- Goal
Every line in the listing is to be echoed verbatim.

--- START ---

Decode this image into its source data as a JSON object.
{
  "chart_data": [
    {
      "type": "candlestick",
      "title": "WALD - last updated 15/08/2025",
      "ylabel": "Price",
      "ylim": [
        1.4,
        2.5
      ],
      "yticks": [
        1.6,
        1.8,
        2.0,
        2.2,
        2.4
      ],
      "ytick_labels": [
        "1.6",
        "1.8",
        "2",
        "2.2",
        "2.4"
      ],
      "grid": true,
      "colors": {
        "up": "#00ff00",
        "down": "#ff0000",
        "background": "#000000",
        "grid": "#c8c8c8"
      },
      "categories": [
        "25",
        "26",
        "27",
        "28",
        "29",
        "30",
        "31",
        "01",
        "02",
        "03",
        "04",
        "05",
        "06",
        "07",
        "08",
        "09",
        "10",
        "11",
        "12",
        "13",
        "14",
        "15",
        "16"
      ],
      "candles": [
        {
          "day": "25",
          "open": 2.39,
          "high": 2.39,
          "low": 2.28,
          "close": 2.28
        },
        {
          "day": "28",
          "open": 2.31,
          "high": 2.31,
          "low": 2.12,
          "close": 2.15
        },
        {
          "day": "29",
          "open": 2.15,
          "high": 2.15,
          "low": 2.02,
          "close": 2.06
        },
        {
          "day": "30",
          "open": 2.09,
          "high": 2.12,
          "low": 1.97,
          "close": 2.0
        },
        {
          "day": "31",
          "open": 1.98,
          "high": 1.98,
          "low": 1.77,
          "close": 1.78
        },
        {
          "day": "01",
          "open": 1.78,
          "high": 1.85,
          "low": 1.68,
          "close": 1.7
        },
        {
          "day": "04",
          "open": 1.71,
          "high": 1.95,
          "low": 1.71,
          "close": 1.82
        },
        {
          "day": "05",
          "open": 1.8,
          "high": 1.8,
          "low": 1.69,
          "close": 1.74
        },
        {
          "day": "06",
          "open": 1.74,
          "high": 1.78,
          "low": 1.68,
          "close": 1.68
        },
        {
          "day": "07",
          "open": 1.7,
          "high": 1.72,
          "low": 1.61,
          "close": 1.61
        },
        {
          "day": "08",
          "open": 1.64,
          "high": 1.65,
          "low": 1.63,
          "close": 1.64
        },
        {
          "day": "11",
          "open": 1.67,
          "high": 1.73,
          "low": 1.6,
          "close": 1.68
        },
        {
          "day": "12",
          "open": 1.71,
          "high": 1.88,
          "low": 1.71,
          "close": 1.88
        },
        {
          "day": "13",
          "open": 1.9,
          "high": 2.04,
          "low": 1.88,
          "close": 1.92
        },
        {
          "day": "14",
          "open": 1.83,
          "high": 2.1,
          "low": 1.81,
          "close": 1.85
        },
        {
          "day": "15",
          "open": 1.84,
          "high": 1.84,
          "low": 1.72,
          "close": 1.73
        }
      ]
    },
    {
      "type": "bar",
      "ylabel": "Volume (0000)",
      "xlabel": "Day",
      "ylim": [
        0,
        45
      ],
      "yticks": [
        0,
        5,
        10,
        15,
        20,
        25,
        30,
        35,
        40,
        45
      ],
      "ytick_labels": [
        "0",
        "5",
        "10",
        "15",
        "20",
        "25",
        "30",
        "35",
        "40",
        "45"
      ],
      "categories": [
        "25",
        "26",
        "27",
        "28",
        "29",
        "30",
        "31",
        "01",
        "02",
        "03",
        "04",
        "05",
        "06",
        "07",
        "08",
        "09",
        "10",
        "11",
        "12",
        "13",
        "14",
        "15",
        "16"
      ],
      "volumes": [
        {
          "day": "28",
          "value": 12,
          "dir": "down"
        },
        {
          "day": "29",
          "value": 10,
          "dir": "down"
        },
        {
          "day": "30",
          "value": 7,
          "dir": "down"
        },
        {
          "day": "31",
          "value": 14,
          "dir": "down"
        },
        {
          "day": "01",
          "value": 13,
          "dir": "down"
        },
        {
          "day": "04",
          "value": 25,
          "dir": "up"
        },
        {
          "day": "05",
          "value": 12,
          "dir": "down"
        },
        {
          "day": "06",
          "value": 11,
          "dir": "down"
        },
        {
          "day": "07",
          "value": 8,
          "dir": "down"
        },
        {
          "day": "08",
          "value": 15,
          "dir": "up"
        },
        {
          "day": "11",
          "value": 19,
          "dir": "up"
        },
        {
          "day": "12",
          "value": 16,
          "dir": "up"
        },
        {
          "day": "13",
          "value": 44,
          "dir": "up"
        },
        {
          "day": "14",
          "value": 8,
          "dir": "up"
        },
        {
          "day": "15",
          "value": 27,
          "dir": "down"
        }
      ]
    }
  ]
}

--- END ---

- Correct result
Decode this image into its source data as a JSON object.
{
  "chart_data": [
    {
      "type": "candlestick",
      "title": "WALD - last updated 15/08/2025",
      "ylabel": "Price",
      "ylim": [
        1.4,
        2.5
      ],
      "yticks": [
        1.6,
        1.8,
        2.0,
        2.2,
        2.4
      ],
      "ytick_labels": [
        "1.6",
        "1.8",
        "2",
        "2.2",
        "2.4"
      ],
      "grid": true,
      "colors": {
        "up": "#00ff00",
        "down": "#ff0000",
        "background": "#000000",
        "grid": "#c8c8c8"
      },
      "categories": [
        "25",
        "26",
        "27",
        "28",
        "29",
        "30",
        "31",
        "01",
        "02",
        "03",
        "04",
        "05",
        "06",
        "07",
        "08",
        "09",
        "10",
        "11",
        "12",
        "13",
        "14",
        "15",
        "16"
      ],
      "candles": [
        {
          "day": "25",
          "open": 2.39,
          "high": 2.39,
          "low": 2.28,
          "close": 2.28
        },
        {
          "day": "28",
          "open": 2.31,
          "high": 2.31,
          "low": 2.12,
          "close": 2.15
        },
        {
          "day": "29",
          "open": 2.15,
          "high": 2.15,
          "low": 2.02,
          "close": 2.06
        },
        {
          "day": "30",
          "open": 2.09,
          "high": 2.12,
          "low": 1.97,
          "close": 2.0
        },
        {
          "day": "31",
          "open": 1.98,
          "high": 1.98,
          "low": 1.77,
          "close": 1.78
        },
        {
          "day": "01",
          "open": 1.78,
          "high": 1.85,
          "low": 1.68,
          "close": 1.7
        },
        {
          "day": "04",
          "open": 1.71,
          "high": 1.95,
          "low": 1.71,
          "close": 1.82
        },
        {
          "day": "05",
          "open": 1.8,
          "high": 1.8,
          "low": 1.69,
          "close": 1.74
        },
        {
          "day": "06",
          "open": 1.74,
          "high": 1.78,
          "low": 1.68,
          "close": 1.68
        },
        {
          "day": "07",
          "open": 1.7,
          "high": 1.72,
          "low": 1.61,
          "close": 1.61
        },
        {
          "day": "08",
          "open": 1.64,
          "high": 1.65,
          "low": 1.63,
          "close": 1.64
        },
        {
          "day": "11",
          "open": 1.67,
          "high": 1.73,
          "low": 1.6,
          "close": 1.68
        },
        {
          "day": "12",
          "open": 1.71,
          "high": 1.88,
          "low": 1.71,
          "close": 1.88
        },
        {
          "day": "13",
          "open": 1.9,
          "high": 2.04,
          "low": 1.88,
          "close": 1.92
        },
        {
          "day": "14",
          "open": 1.83,
          "high": 2.1,
          "low": 1.81,
          "close": 1.85
        },
        {
          "day": "15",
          "open": 1.84,
          "high": 1.84,
          "low": 1.72,
          "close": 1.73
        }
      ]
    },
    {
      "type": "bar",
      "ylabel": "Volume (0000)",
      "xlabel": "Day",
      "ylim": [
        0,
        45
      ],
      "yticks": [
        0,
        5,
        10,
        15,
        20,
        25,
        30,
        35,
        40,
        45
      ],
      "ytick_labels": [
        "0",
        "5",
        "10",
        "15",
        "20",
        "25",
        "30",
        "35",
        "40",
        "45"
      ],
      "categories": [
        "25",
        "26",
        "27",
        "28",
        "29",
        "30",
        "31",
        "01",
        "02",
        "03",
        "04",
        "05",
        "06",
        "07",
        "08",
        "09",
        "10",
        "11",
        "12",
        "13",
        "14",
        "15",
        "16"
      ],
      "volumes": [
        {
          "day": "28",
          "value": 12,
          "dir": "down"
        },
        {
          "day": "29",
          "value": 10,
          "dir": "down"
        },
        {
          "day": "30",
          "value": 7,
          "dir": "down"
        },
        {
          "day": "31",
          "value": 14,
          "dir": "down"
        },
        {
          "day": "01",
          "value": 13,
          "dir": "down"
        },
        {
          "day": "04",
          "value": 25,
          "dir": "up"
        },
        {
          "day": "05",
          "value": 12,
          "dir": "down"
        },
        {
          "day": "06",
          "value": 11,
          "dir": "down"
        },
        {
          "day": "07",
          "value": 8,
          "dir": "down"
        },
        {
          "day": "08",
          "value": 15,
          "dir": "up"
        },
        {
          "day": "11",
          "value": 19,
          "dir": "up"
        },
        {
          "day": "12",
          "value": 16,
          "dir": "up"
        },
        {
          "day": "13",
          "value": 44,
          "dir": "up"
        },
        {
          "day": "14",
          "value": 8,
          "dir": "up"
        },
        {
          "day": "15",
          "value": 27,
          "dir": "down"
        }
      ]
    }
  ]
}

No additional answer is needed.